#### Task instructions
Lay out everything in the listing from the line containing "image-info: WMCRYPTOAR0734 Hiroshima.xcf-759.0" down to the line containing "444, 52, 468]", both included, as a Markdown table with the columns Number and Line, leaving out any blank lines.
— begin Data entries —
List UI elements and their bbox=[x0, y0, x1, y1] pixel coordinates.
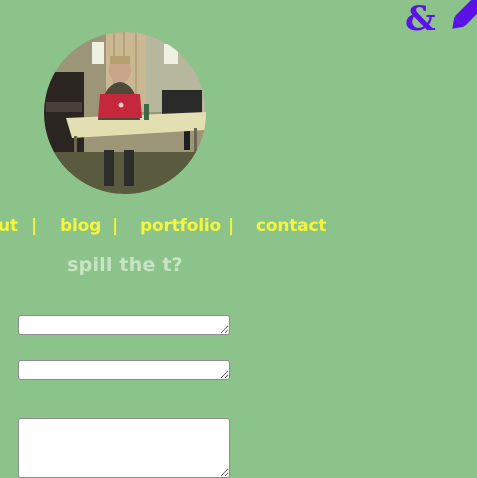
name-field[interactable] bbox=[18, 315, 230, 335]
profile-photo-avatar bbox=[44, 32, 206, 194]
nav-link-contact[interactable]: contact bbox=[256, 216, 326, 236]
nav-separator: | bbox=[228, 216, 235, 236]
form-title: spill the t? bbox=[67, 254, 183, 276]
email-field[interactable] bbox=[18, 360, 230, 380]
nav-separator: | bbox=[112, 216, 119, 236]
nav-separator: | bbox=[31, 216, 38, 236]
nav-link-about[interactable]: ut bbox=[0, 216, 18, 236]
nav-link-portfolio[interactable]: portfolio bbox=[140, 216, 221, 236]
main-navigation: ut | blog | portfolio | contact bbox=[0, 212, 477, 240]
nav-link-blog[interactable]: blog bbox=[60, 216, 101, 236]
message-field[interactable] bbox=[18, 418, 230, 478]
ampersand-pencil-logo-icon[interactable]: & bbox=[405, 0, 477, 39]
svg-text:&: & bbox=[405, 0, 436, 34]
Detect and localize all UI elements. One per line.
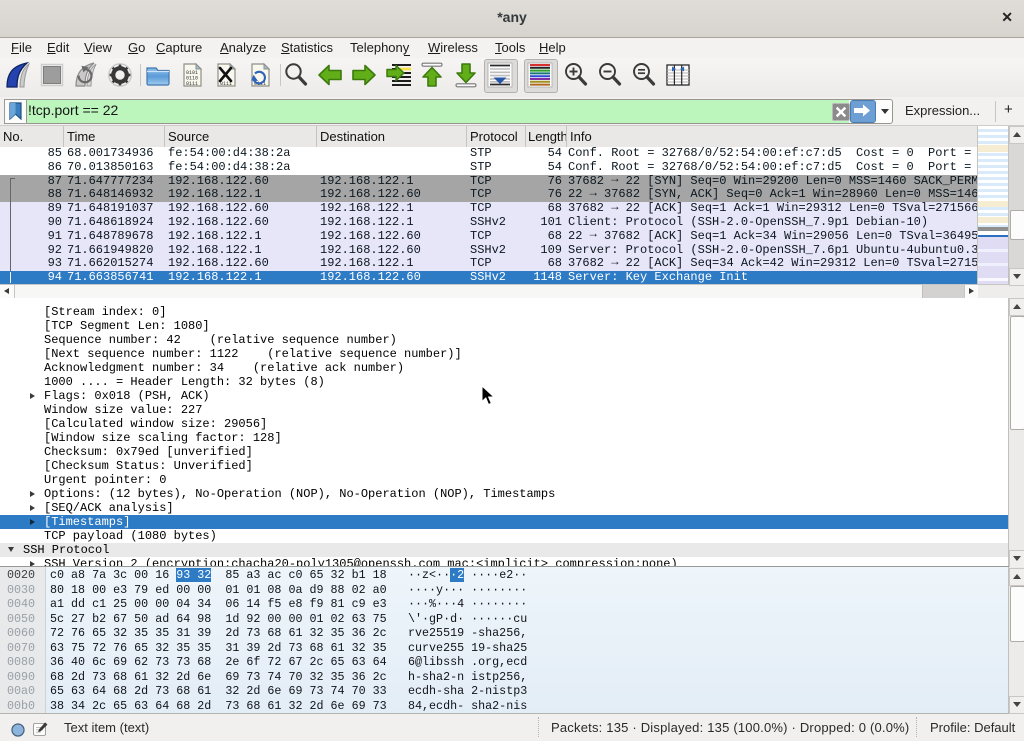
svg-text:0111: 0111 bbox=[186, 81, 198, 87]
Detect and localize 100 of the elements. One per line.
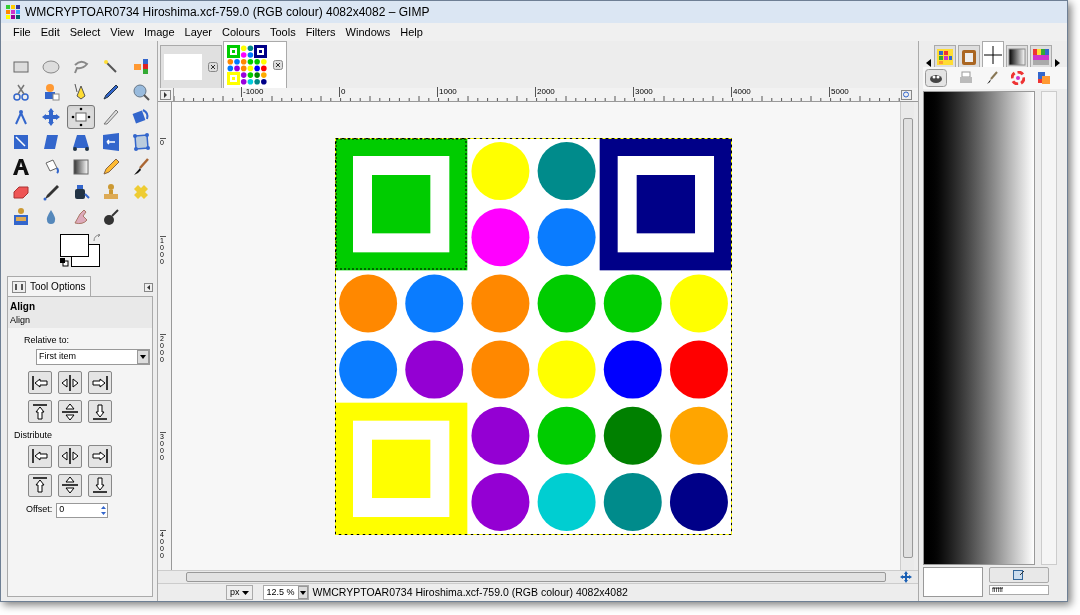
image-info: WMCRYPTOAR0734 Hiroshima.xcf-759.0 (RGB colour) 4082x4082	[312, 584, 628, 600]
blank-thumbnail	[164, 54, 202, 80]
gradient-swatch-icon	[1008, 47, 1026, 66]
menu-item[interactable]: Image	[143, 23, 175, 41]
cage-icon	[131, 132, 151, 152]
perspective-icon	[71, 132, 91, 152]
align-top-icon	[30, 401, 50, 422]
align-bottom-icon	[90, 401, 110, 422]
distribute-align-left-button[interactable]	[28, 444, 52, 468]
scrollbar-track[interactable]	[1041, 91, 1057, 565]
align-bottom-button[interactable]	[88, 400, 112, 423]
edit-button[interactable]	[989, 567, 1049, 583]
ruler-label: 3000	[633, 87, 653, 97]
distribute-align-top-button[interactable]	[28, 473, 52, 497]
menu-item[interactable]: Colours	[222, 23, 260, 41]
align-top-icon	[30, 475, 50, 495]
unit-dropdown[interactable]: px	[226, 585, 253, 600]
section-label: Align	[8, 314, 152, 328]
mascot-icon[interactable]	[925, 69, 947, 87]
flip-icon	[101, 132, 121, 152]
zoom-toggle-icon[interactable]	[901, 90, 912, 100]
tool-button[interactable]	[67, 105, 95, 129]
default-colors-icon[interactable]	[60, 258, 69, 267]
offset-spinner[interactable]: 0	[56, 502, 109, 518]
clipboard-icon	[960, 47, 978, 66]
align-center-button[interactable]	[58, 371, 82, 394]
menu-item[interactable]: File	[13, 23, 31, 41]
align-right-icon	[90, 446, 110, 466]
distribute-align-middle-button[interactable]	[58, 473, 82, 497]
align-middle-button[interactable]	[58, 400, 82, 423]
close-icon[interactable]	[273, 60, 283, 70]
menu-item[interactable]: Filters	[305, 23, 336, 41]
align-middle-icon	[60, 401, 80, 422]
zoom-dropdown[interactable]: 12.5 %	[262, 585, 309, 600]
align-right-button[interactable]	[88, 371, 112, 394]
ellipse-select-icon	[41, 57, 61, 77]
scale-icon	[11, 132, 31, 152]
vertical-scrollbar[interactable]	[900, 102, 914, 570]
menu-item[interactable]: Select	[69, 23, 101, 41]
dock-tab[interactable]	[1006, 45, 1028, 67]
palette-grid-icon	[936, 47, 954, 66]
image-tab[interactable]	[223, 41, 287, 88]
stamp-frame-icon	[11, 207, 31, 227]
pencil-icon	[101, 157, 121, 177]
navigate-icon[interactable]	[900, 571, 912, 583]
ruler-label: 2000	[535, 87, 555, 97]
tool-options-icon	[12, 280, 26, 293]
menu-item[interactable]: Windows	[345, 23, 391, 41]
align-center-icon	[60, 372, 80, 393]
magnifier-icon	[131, 82, 151, 102]
scroll-right-icon[interactable]	[1054, 59, 1061, 67]
stamp-icon	[101, 182, 121, 202]
align-top-button[interactable]	[28, 400, 52, 423]
eyedropper-icon	[101, 82, 121, 102]
swatches-icon[interactable]	[1037, 71, 1051, 85]
ruler-label: 4000	[731, 87, 751, 97]
move-icon	[41, 107, 61, 127]
paintbrush-icon[interactable]	[985, 71, 999, 85]
horizontal-scrollbar[interactable]	[186, 572, 886, 582]
gradient-icon	[71, 157, 91, 177]
scrollbar-thumb[interactable]	[902, 118, 913, 558]
swap-colors-icon[interactable]	[93, 234, 102, 243]
ruler-label: 1000	[437, 87, 457, 97]
distribute-align-right-button[interactable]	[88, 444, 112, 468]
panel-menu-icon[interactable]	[144, 283, 153, 292]
color-select-icon	[131, 57, 151, 77]
crosshair-icon	[984, 45, 1002, 64]
align-center-icon	[60, 446, 80, 466]
distribute-align-bottom-button[interactable]	[88, 473, 112, 497]
relative-to-label: Relative to:	[23, 333, 71, 347]
airbrush-icon	[41, 182, 61, 202]
distribute-label: Distribute	[13, 429, 53, 442]
tool-options-tab[interactable]: Tool Options	[7, 276, 91, 296]
color-swatches-drawing[interactable]	[60, 234, 100, 267]
distribute-align-center-button[interactable]	[58, 444, 82, 468]
ruler-label: -1000	[241, 87, 264, 97]
window-title: WMCRYPTOAR0734 Hiroshima.xcf-759.0 (RGB colour) 4082x4082 – GIMP	[25, 4, 430, 21]
align-icon	[71, 107, 91, 127]
color-preview	[923, 567, 983, 597]
edit-icon	[1013, 570, 1025, 580]
menu-item[interactable]: Edit	[40, 23, 60, 41]
menu-item[interactable]: Layer	[184, 23, 213, 41]
menu-item[interactable]: Help	[400, 23, 423, 41]
align-bottom-icon	[90, 475, 110, 495]
dodge-icon	[101, 207, 121, 227]
menu-item[interactable]: Tools	[269, 23, 296, 41]
relative-to-dropdown[interactable]: First item	[36, 349, 150, 365]
align-left-button[interactable]	[28, 371, 52, 394]
scroll-left-icon[interactable]	[925, 59, 932, 67]
scissors-icon	[11, 82, 31, 102]
canvas-area[interactable]	[172, 102, 900, 570]
align-middle-icon	[60, 475, 80, 495]
color-wheel-icon[interactable]	[1011, 71, 1025, 85]
shear-icon	[41, 132, 61, 152]
ruler-label: 0	[339, 87, 346, 97]
knife-icon	[101, 107, 121, 127]
close-icon[interactable]	[208, 62, 218, 72]
paintbrush-icon	[131, 157, 151, 177]
menu-item[interactable]: View	[110, 23, 134, 41]
app-icon	[5, 4, 21, 20]
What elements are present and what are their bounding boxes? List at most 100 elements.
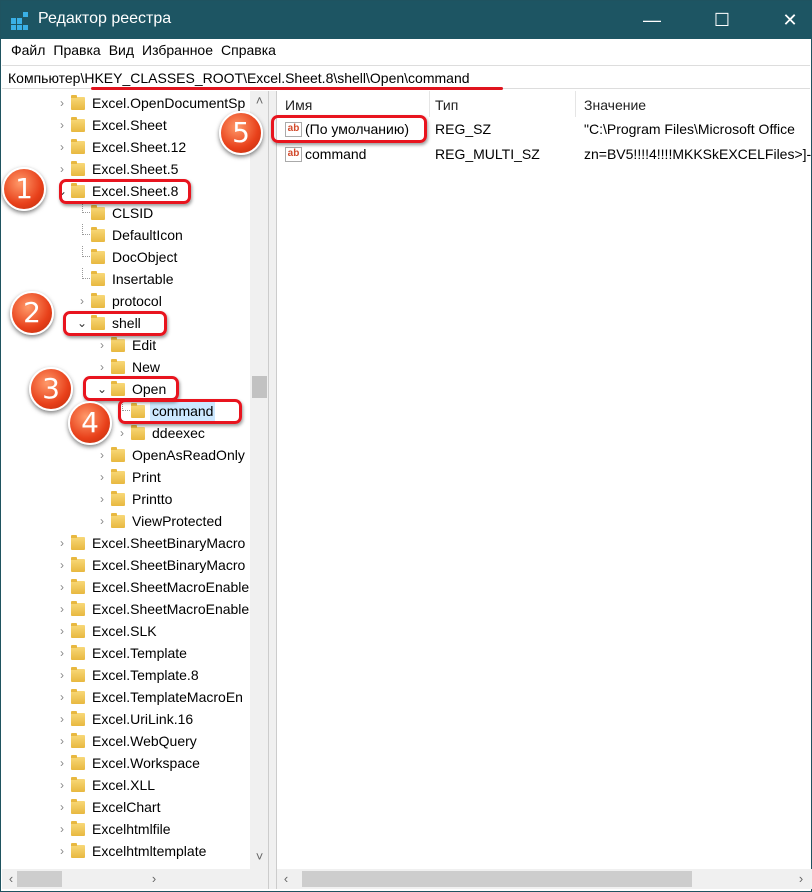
— end Data entries —
#### The completed task
| Number | Line |
|---|---|
| 1 | image-info: WMCRYPTOAR0734 Hiroshima.xcf-759.0 (RGB colour) 4082x4082	[312, 584, 628, 600] |
| 2 | blank-thumbnail	[164, 54, 202, 80] |
| 3 | gradient-swatch-icon	[1008, 47, 1026, 66] |
| 4 | menu-item[interactable]: Image	[143, 23, 175, 41] |
| 5 | cage-icon	[131, 132, 151, 152] |
| 6 | perspective-icon	[71, 132, 91, 152] |
| 7 | align-top-icon	[30, 401, 50, 422] |
| 8 | align-bottom-icon	[90, 401, 110, 422] |
| 9 | distribute-align-left-button[interactable]	[28, 444, 52, 468] |